Data listing:
* * * * *
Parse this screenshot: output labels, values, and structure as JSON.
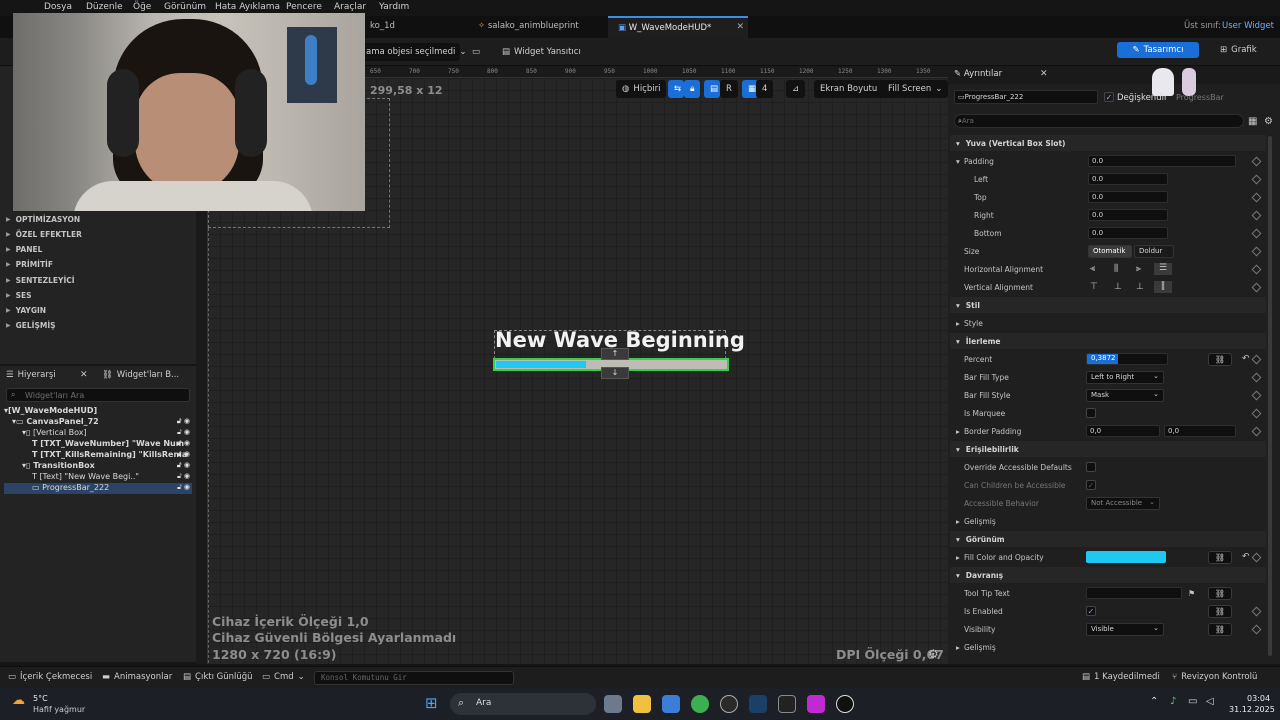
{
  "menu": [
    "Dosya",
    "Düzenle",
    "Öğe",
    "Görünüm",
    "Hata Ayıklama",
    "Pencere",
    "Araçlar",
    "Yardım"
  ],
  "tabs": [
    {
      "label": "ko_1d"
    },
    {
      "label": "salako_animblueprint"
    },
    {
      "label": "W_WaveModeHUD*",
      "active": true
    }
  ],
  "parent_class": {
    "label": "Üst sınıf:",
    "value": "User Widget"
  },
  "toolbar": {
    "debug_object": "ama objesi seçilmedi",
    "widget_reflector": "Widget Yansıtıcı",
    "designer": "Tasarımcı",
    "graph": "Grafik"
  },
  "canvas": {
    "size_readout": "299,58 x 12",
    "none_label": "Hiçbiri",
    "r_label": "R",
    "grid_value": "4",
    "screen_size": "Ekran Boyutu",
    "fill_screen": "Fill Screen",
    "ruler_ticks": [
      "650",
      "700",
      "750",
      "800",
      "850",
      "900",
      "950",
      "1000",
      "1050",
      "1100",
      "1150",
      "1200",
      "1250",
      "1300",
      "1350",
      "1400"
    ],
    "widget_text": "New Wave Beginning",
    "progress_percent": 0.3872,
    "device_scale": "Cihaz İçerik Ölçeği 1,0",
    "safe_zone": "Cihaz Güvenli Bölgesi Ayarlanmadı",
    "resolution": "1280 x 720 (16:9)",
    "dpi_scale": "DPI Ölçeği 0,67"
  },
  "palette": [
    "OPTİMİZASYON",
    "ÖZEL EFEKTLER",
    "PANEL",
    "PRİMİTİF",
    "SENTEZLEYİCİ",
    "SES",
    "YAYGIN",
    "GELİŞMİŞ"
  ],
  "hierarchy": {
    "tab1": "Hiyerarşi",
    "tab2": "Widget'ları B...",
    "search_placeholder": "Widget'ları Ara",
    "rows": [
      "[W_WaveModeHUD]",
      "CanvasPanel_72",
      "[Vertical Box]",
      "[TXT_WaveNumber] \"Wave Num",
      "[TXT_KillsRemaining] \"KillsRema",
      "TransitionBox",
      "[Text] \"New Wave Begi..\"",
      "ProgressBar_222"
    ]
  },
  "details": {
    "title": "Ayrıntılar",
    "widget_name": "ProgressBar_222",
    "is_variable": "Değişkendir",
    "class_label": "ProgressBar",
    "search_placeholder": "Ara",
    "slot_section": "Yuva (Vertical Box Slot)",
    "padding_label": "Padding",
    "padding_value": "0.0",
    "left_label": "Left",
    "left_value": "0.0",
    "top_label": "Top",
    "top_value": "0.0",
    "right_label": "Right",
    "right_value": "0.0",
    "bottom_label": "Bottom",
    "bottom_value": "0.0",
    "size_label": "Size",
    "size_auto": "Otomatik",
    "size_fill": "Doldur",
    "halign_label": "Horizontal Alignment",
    "valign_label": "Vertical Alignment",
    "style_section": "Stil",
    "style_label": "Style",
    "progress_section": "İlerleme",
    "percent_label": "Percent",
    "percent_value": "0,3872",
    "fill_type_label": "Bar Fill Type",
    "fill_type_value": "Left to Right",
    "fill_style_label": "Bar Fill Style",
    "fill_style_value": "Mask",
    "marquee_label": "Is Marquee",
    "border_padding_label": "Border Padding",
    "border_padding_x": "0,0",
    "border_padding_y": "0,0",
    "access_section": "Erişilebilirlik",
    "override_label": "Override Accessible Defaults",
    "children_label": "Can Children be Accessible",
    "behavior_label": "Accessible Behavior",
    "behavior_value": "Not Accessible",
    "advanced_label": "Gelişmiş",
    "appearance_section": "Görünüm",
    "fill_color_label": "Fill Color and Opacity",
    "fill_color": "#1ec8f0",
    "behavior_section": "Davranış",
    "tooltip_label": "Tool Tip Text",
    "enabled_label": "Is Enabled",
    "visibility_label": "Visibility",
    "visibility_value": "Visible",
    "advanced2_label": "Gelişmiş"
  },
  "bottombar": {
    "content_drawer": "İçerik Çekmecesi",
    "animations": "Animasyonlar",
    "output_log": "Çıktı Günlüğü",
    "cmd": "Cmd",
    "console_placeholder": "Konsol Komutunu Gir",
    "unsaved": "1 Kaydedilmedi",
    "revision": "Revizyon Kontrolü"
  },
  "taskbar": {
    "temp": "5°C",
    "weather": "Hafif yağmur",
    "search": "Ara",
    "time": "03:04",
    "date": "31.12.2025"
  },
  "colors": {
    "accent": "#1a6ed8",
    "progress_fill": "#1ec8f0",
    "selection_outline": "#35d04a"
  }
}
* * * * *
§ OBJECTIVE:
Omit all pictures while transcribing the entries verbatim.

§ SOLUTION:
Parse this screenshot: output labels, values, and structure as JSON.
{
  "menu": [
    "Dosya",
    "Düzenle",
    "Öğe",
    "Görünüm",
    "Hata Ayıklama",
    "Pencere",
    "Araçlar",
    "Yardım"
  ],
  "tabs": [
    {
      "label": "ko_1d"
    },
    {
      "label": "salako_animblueprint"
    },
    {
      "label": "W_WaveModeHUD*",
      "active": true
    }
  ],
  "parent_class": {
    "label": "Üst sınıf:",
    "value": "User Widget"
  },
  "toolbar": {
    "debug_object": "ama objesi seçilmedi",
    "widget_reflector": "Widget Yansıtıcı",
    "designer": "Tasarımcı",
    "graph": "Grafik"
  },
  "canvas": {
    "size_readout": "299,58 x 12",
    "none_label": "Hiçbiri",
    "r_label": "R",
    "grid_value": "4",
    "screen_size": "Ekran Boyutu",
    "fill_screen": "Fill Screen",
    "ruler_ticks": [
      "650",
      "700",
      "750",
      "800",
      "850",
      "900",
      "950",
      "1000",
      "1050",
      "1100",
      "1150",
      "1200",
      "1250",
      "1300",
      "1350",
      "1400"
    ],
    "widget_text": "New Wave Beginning",
    "progress_percent": 0.3872,
    "device_scale": "Cihaz İçerik Ölçeği 1,0",
    "safe_zone": "Cihaz Güvenli Bölgesi Ayarlanmadı",
    "resolution": "1280 x 720 (16:9)",
    "dpi_scale": "DPI Ölçeği 0,67"
  },
  "palette": [
    "OPTİMİZASYON",
    "ÖZEL EFEKTLER",
    "PANEL",
    "PRİMİTİF",
    "SENTEZLEYİCİ",
    "SES",
    "YAYGIN",
    "GELİŞMİŞ"
  ],
  "hierarchy": {
    "tab1": "Hiyerarşi",
    "tab2": "Widget'ları B...",
    "search_placeholder": "Widget'ları Ara",
    "rows": [
      "[W_WaveModeHUD]",
      "CanvasPanel_72",
      "[Vertical Box]",
      "[TXT_WaveNumber] \"Wave Num",
      "[TXT_KillsRemaining] \"KillsRema",
      "TransitionBox",
      "[Text] \"New Wave Begi..\"",
      "ProgressBar_222"
    ]
  },
  "details": {
    "title": "Ayrıntılar",
    "widget_name": "ProgressBar_222",
    "is_variable": "Değişkendir",
    "class_label": "ProgressBar",
    "search_placeholder": "Ara",
    "slot_section": "Yuva (Vertical Box Slot)",
    "padding_label": "Padding",
    "padding_value": "0.0",
    "left_label": "Left",
    "left_value": "0.0",
    "top_label": "Top",
    "top_value": "0.0",
    "right_label": "Right",
    "right_value": "0.0",
    "bottom_label": "Bottom",
    "bottom_value": "0.0",
    "size_label": "Size",
    "size_auto": "Otomatik",
    "size_fill": "Doldur",
    "halign_label": "Horizontal Alignment",
    "valign_label": "Vertical Alignment",
    "style_section": "Stil",
    "style_label": "Style",
    "progress_section": "İlerleme",
    "percent_label": "Percent",
    "percent_value": "0,3872",
    "fill_type_label": "Bar Fill Type",
    "fill_type_value": "Left to Right",
    "fill_style_label": "Bar Fill Style",
    "fill_style_value": "Mask",
    "marquee_label": "Is Marquee",
    "border_padding_label": "Border Padding",
    "border_padding_x": "0,0",
    "border_padding_y": "0,0",
    "access_section": "Erişilebilirlik",
    "override_label": "Override Accessible Defaults",
    "children_label": "Can Children be Accessible",
    "behavior_label": "Accessible Behavior",
    "behavior_value": "Not Accessible",
    "advanced_label": "Gelişmiş",
    "appearance_section": "Görünüm",
    "fill_color_label": "Fill Color and Opacity",
    "fill_color": "#1ec8f0",
    "behavior_section": "Davranış",
    "tooltip_label": "Tool Tip Text",
    "enabled_label": "Is Enabled",
    "visibility_label": "Visibility",
    "visibility_value": "Visible",
    "advanced2_label": "Gelişmiş"
  },
  "bottombar": {
    "content_drawer": "İçerik Çekmecesi",
    "animations": "Animasyonlar",
    "output_log": "Çıktı Günlüğü",
    "cmd": "Cmd",
    "console_placeholder": "Konsol Komutunu Gir",
    "unsaved": "1 Kaydedilmedi",
    "revision": "Revizyon Kontrolü"
  },
  "taskbar": {
    "temp": "5°C",
    "weather": "Hafif yağmur",
    "search": "Ara",
    "time": "03:04",
    "date": "31.12.2025"
  },
  "colors": {
    "accent": "#1a6ed8",
    "progress_fill": "#1ec8f0",
    "selection_outline": "#35d04a"
  }
}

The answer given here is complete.